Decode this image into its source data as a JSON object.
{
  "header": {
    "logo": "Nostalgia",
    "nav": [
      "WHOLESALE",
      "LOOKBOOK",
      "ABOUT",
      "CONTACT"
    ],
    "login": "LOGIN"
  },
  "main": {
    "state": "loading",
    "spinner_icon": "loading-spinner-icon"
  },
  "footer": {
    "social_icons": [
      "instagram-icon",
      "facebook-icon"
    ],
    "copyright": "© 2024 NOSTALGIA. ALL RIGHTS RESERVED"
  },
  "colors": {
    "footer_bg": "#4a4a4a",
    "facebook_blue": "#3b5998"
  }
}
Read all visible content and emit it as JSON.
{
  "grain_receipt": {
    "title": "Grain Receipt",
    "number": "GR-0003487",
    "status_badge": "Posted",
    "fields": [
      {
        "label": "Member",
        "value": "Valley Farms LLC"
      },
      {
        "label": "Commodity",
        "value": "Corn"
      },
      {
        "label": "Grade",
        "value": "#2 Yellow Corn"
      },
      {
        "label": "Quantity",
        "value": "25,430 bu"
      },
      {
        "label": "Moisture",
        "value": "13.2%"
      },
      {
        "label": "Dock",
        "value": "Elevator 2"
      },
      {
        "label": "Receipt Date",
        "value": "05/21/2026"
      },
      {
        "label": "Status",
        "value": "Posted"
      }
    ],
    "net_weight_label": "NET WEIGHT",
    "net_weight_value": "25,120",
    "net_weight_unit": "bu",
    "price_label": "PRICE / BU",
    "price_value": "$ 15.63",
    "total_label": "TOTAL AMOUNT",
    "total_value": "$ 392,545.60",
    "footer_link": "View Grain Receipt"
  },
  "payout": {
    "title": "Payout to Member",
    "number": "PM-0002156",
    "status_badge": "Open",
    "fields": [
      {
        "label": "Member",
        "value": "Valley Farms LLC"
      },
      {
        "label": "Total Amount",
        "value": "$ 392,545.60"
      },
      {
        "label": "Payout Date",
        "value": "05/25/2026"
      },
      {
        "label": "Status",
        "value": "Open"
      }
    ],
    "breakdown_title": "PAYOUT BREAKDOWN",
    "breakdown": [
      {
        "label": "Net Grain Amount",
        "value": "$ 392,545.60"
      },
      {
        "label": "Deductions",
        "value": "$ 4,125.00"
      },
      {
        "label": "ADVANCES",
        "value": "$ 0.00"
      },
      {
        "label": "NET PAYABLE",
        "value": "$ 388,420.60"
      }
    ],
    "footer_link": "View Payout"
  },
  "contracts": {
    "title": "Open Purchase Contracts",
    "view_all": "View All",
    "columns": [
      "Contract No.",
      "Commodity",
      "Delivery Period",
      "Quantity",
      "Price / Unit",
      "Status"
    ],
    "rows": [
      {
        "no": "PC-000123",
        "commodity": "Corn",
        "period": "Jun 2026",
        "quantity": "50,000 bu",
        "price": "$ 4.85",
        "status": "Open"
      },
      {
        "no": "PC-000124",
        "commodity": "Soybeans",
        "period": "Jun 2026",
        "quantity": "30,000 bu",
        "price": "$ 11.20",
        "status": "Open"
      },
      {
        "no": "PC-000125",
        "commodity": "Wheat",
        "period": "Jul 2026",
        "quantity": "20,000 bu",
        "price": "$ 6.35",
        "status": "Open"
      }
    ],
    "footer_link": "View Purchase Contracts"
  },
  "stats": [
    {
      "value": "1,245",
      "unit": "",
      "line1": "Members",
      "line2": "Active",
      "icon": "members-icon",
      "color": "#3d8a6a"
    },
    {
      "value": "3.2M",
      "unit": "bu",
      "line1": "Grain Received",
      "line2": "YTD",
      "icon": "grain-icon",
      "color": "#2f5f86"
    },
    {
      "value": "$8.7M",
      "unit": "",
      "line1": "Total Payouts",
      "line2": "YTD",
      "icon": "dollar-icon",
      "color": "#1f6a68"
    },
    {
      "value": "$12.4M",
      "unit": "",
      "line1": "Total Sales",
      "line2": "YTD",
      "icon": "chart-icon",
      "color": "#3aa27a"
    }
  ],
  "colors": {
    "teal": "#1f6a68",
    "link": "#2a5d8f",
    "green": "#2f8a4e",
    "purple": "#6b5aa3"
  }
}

----------------

** STATED GOAL **
All of the entries above need to be reproduced exactly.

** OUTPUT **
Decode this image into its source data as a JSON object.
{
  "header": {
    "logo": "Nostalgia",
    "nav": [
      "WHOLESALE",
      "LOOKBOOK",
      "ABOUT",
      "CONTACT"
    ],
    "login": "LOGIN"
  },
  "main": {
    "state": "loading",
    "spinner_icon": "loading-spinner-icon"
  },
  "footer": {
    "social_icons": [
      "instagram-icon",
      "facebook-icon"
    ],
    "copyright": "© 2024 NOSTALGIA. ALL RIGHTS RESERVED"
  },
  "colors": {
    "footer_bg": "#4a4a4a",
    "facebook_blue": "#3b5998"
  }
}
Read all visible content and emit it as JSON.
{
  "grain_receipt": {
    "title": "Grain Receipt",
    "number": "GR-0003487",
    "status_badge": "Posted",
    "fields": [
      {
        "label": "Member",
        "value": "Valley Farms LLC"
      },
      {
        "label": "Commodity",
        "value": "Corn"
      },
      {
        "label": "Grade",
        "value": "#2 Yellow Corn"
      },
      {
        "label": "Quantity",
        "value": "25,430 bu"
      },
      {
        "label": "Moisture",
        "value": "13.2%"
      },
      {
        "label": "Dock",
        "value": "Elevator 2"
      },
      {
        "label": "Receipt Date",
        "value": "05/21/2026"
      },
      {
        "label": "Status",
        "value": "Posted"
      }
    ],
    "net_weight_label": "NET WEIGHT",
    "net_weight_value": "25,120",
    "net_weight_unit": "bu",
    "price_label": "PRICE / BU",
    "price_value": "$ 15.63",
    "total_label": "TOTAL AMOUNT",
    "total_value": "$ 392,545.60",
    "footer_link": "View Grain Receipt"
  },
  "payout": {
    "title": "Payout to Member",
    "number": "PM-0002156",
    "status_badge": "Open",
    "fields": [
      {
        "label": "Member",
        "value": "Valley Farms LLC"
      },
      {
        "label": "Total Amount",
        "value": "$ 392,545.60"
      },
      {
        "label": "Payout Date",
        "value": "05/25/2026"
      },
      {
        "label": "Status",
        "value": "Open"
      }
    ],
    "breakdown_title": "PAYOUT BREAKDOWN",
    "breakdown": [
      {
        "label": "Net Grain Amount",
        "value": "$ 392,545.60"
      },
      {
        "label": "Deductions",
        "value": "$ 4,125.00"
      },
      {
        "label": "ADVANCES",
        "value": "$ 0.00"
      },
      {
        "label": "NET PAYABLE",
        "value": "$ 388,420.60"
      }
    ],
    "footer_link": "View Payout"
  },
  "contracts": {
    "title": "Open Purchase Contracts",
    "view_all": "View All",
    "columns": [
      "Contract No.",
      "Commodity",
      "Delivery Period",
      "Quantity",
      "Price / Unit",
      "Status"
    ],
    "rows": [
      {
        "no": "PC-000123",
        "commodity": "Corn",
        "period": "Jun 2026",
        "quantity": "50,000 bu",
        "price": "$ 4.85",
        "status": "Open"
      },
      {
        "no": "PC-000124",
        "commodity": "Soybeans",
        "period": "Jun 2026",
        "quantity": "30,000 bu",
        "price": "$ 11.20",
        "status": "Open"
      },
      {
        "no": "PC-000125",
        "commodity": "Wheat",
        "period": "Jul 2026",
        "quantity": "20,000 bu",
        "price": "$ 6.35",
        "status": "Open"
      }
    ],
    "footer_link": "View Purchase Contracts"
  },
  "stats": [
    {
      "value": "1,245",
      "unit": "",
      "line1": "Members",
      "line2": "Active",
      "icon": "members-icon",
      "color": "#3d8a6a"
    },
    {
      "value": "3.2M",
      "unit": "bu",
      "line1": "Grain Received",
      "line2": "YTD",
      "icon": "grain-icon",
      "color": "#2f5f86"
    },
    {
      "value": "$8.7M",
      "unit": "",
      "line1": "Total Payouts",
      "line2": "YTD",
      "icon": "dollar-icon",
      "color": "#1f6a68"
    },
    {
      "value": "$12.4M",
      "unit": "",
      "line1": "Total Sales",
      "line2": "YTD",
      "icon": "chart-icon",
      "color": "#3aa27a"
    }
  ],
  "colors": {
    "teal": "#1f6a68",
    "link": "#2a5d8f",
    "green": "#2f8a4e",
    "purple": "#6b5aa3"
  }
}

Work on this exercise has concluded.